- [REQUIREMENTS] An exact reproduction of the records is required, with all images left out.
*** DATA TO PROCESS ***
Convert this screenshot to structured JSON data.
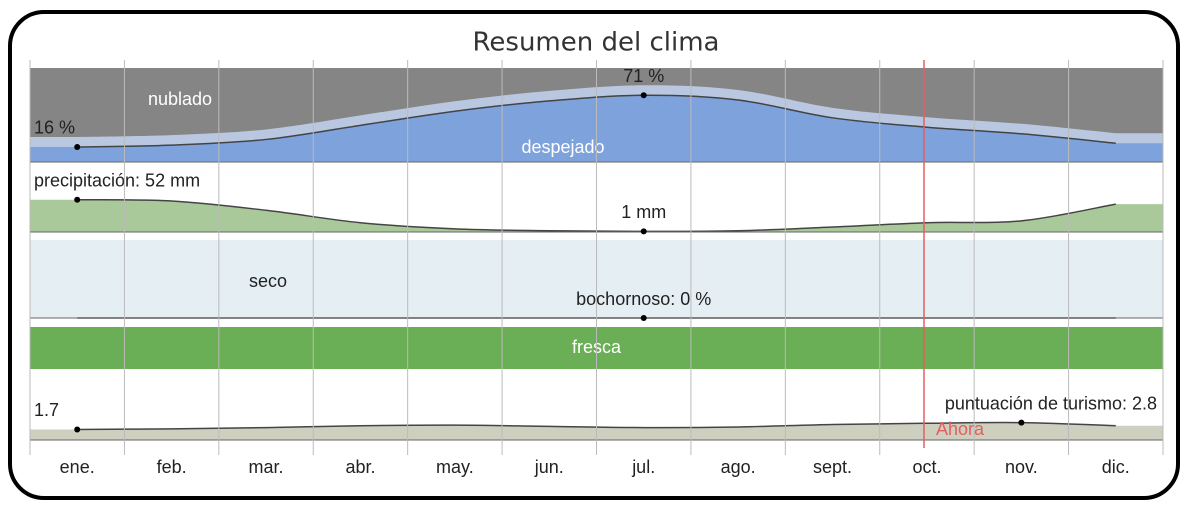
{
  "chart_data": {
    "type": "climate-summary",
    "title": "Resumen del clima",
    "categories": [
      "ene.",
      "feb.",
      "mar.",
      "abr.",
      "may.",
      "jun.",
      "jul.",
      "ago.",
      "sept.",
      "oct.",
      "nov.",
      "dic."
    ],
    "now_label": "Ahora",
    "cloud": {
      "name": "despejado",
      "top_label": "nublado",
      "color": "#7ea2dc",
      "sky_color": "#858585",
      "ylim": [
        0,
        100
      ],
      "values": [
        16,
        18,
        24,
        39,
        54,
        65,
        71,
        66,
        47,
        37,
        30,
        20
      ],
      "value_labels": [
        "16 %",
        null,
        null,
        null,
        null,
        null,
        "71 %",
        null,
        null,
        null,
        null,
        null
      ]
    },
    "precipitation": {
      "color": "#a9c99a",
      "ylim": [
        0,
        100
      ],
      "values": [
        52,
        50,
        35,
        15,
        5,
        2,
        1,
        2,
        8,
        15,
        18,
        45
      ],
      "value_labels": [
        "precipitación: 52 mm",
        null,
        null,
        null,
        null,
        null,
        "1 mm",
        null,
        null,
        null,
        null,
        null
      ]
    },
    "humidity": {
      "band_label": "seco",
      "color": "#e4eef3",
      "ylim": [
        0,
        100
      ],
      "values": [
        0,
        0,
        0,
        0,
        0,
        0,
        0,
        0,
        0,
        0,
        0,
        0
      ],
      "value_labels": [
        null,
        null,
        null,
        null,
        null,
        null,
        "bochornoso: 0 %",
        null,
        null,
        null,
        null,
        null
      ]
    },
    "temperature": {
      "band_label": "fresca",
      "color": "#6aaf55"
    },
    "tourism": {
      "color": "#cfcfc0",
      "ylim": [
        0,
        10
      ],
      "values": [
        1.7,
        1.8,
        2.0,
        2.3,
        2.4,
        2.2,
        2.0,
        2.1,
        2.5,
        2.7,
        2.8,
        2.3
      ],
      "value_labels": [
        "1.7",
        null,
        null,
        null,
        null,
        null,
        null,
        null,
        null,
        null,
        "puntuación de turismo: 2.8",
        null
      ]
    }
  }
}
***
- [ANSWER TO THE TASK]
Convert this screenshot to structured JSON data.
{
  "chart_data": {
    "type": "climate-summary",
    "title": "Resumen del clima",
    "categories": [
      "ene.",
      "feb.",
      "mar.",
      "abr.",
      "may.",
      "jun.",
      "jul.",
      "ago.",
      "sept.",
      "oct.",
      "nov.",
      "dic."
    ],
    "now_label": "Ahora",
    "cloud": {
      "name": "despejado",
      "top_label": "nublado",
      "color": "#7ea2dc",
      "sky_color": "#858585",
      "ylim": [
        0,
        100
      ],
      "values": [
        16,
        18,
        24,
        39,
        54,
        65,
        71,
        66,
        47,
        37,
        30,
        20
      ],
      "value_labels": [
        "16 %",
        null,
        null,
        null,
        null,
        null,
        "71 %",
        null,
        null,
        null,
        null,
        null
      ]
    },
    "precipitation": {
      "color": "#a9c99a",
      "ylim": [
        0,
        100
      ],
      "values": [
        52,
        50,
        35,
        15,
        5,
        2,
        1,
        2,
        8,
        15,
        18,
        45
      ],
      "value_labels": [
        "precipitación: 52 mm",
        null,
        null,
        null,
        null,
        null,
        "1 mm",
        null,
        null,
        null,
        null,
        null
      ]
    },
    "humidity": {
      "band_label": "seco",
      "color": "#e4eef3",
      "ylim": [
        0,
        100
      ],
      "values": [
        0,
        0,
        0,
        0,
        0,
        0,
        0,
        0,
        0,
        0,
        0,
        0
      ],
      "value_labels": [
        null,
        null,
        null,
        null,
        null,
        null,
        "bochornoso: 0 %",
        null,
        null,
        null,
        null,
        null
      ]
    },
    "temperature": {
      "band_label": "fresca",
      "color": "#6aaf55"
    },
    "tourism": {
      "color": "#cfcfc0",
      "ylim": [
        0,
        10
      ],
      "values": [
        1.7,
        1.8,
        2.0,
        2.3,
        2.4,
        2.2,
        2.0,
        2.1,
        2.5,
        2.7,
        2.8,
        2.3
      ],
      "value_labels": [
        "1.7",
        null,
        null,
        null,
        null,
        null,
        null,
        null,
        null,
        null,
        "puntuación de turismo: 2.8",
        null
      ]
    }
  }
}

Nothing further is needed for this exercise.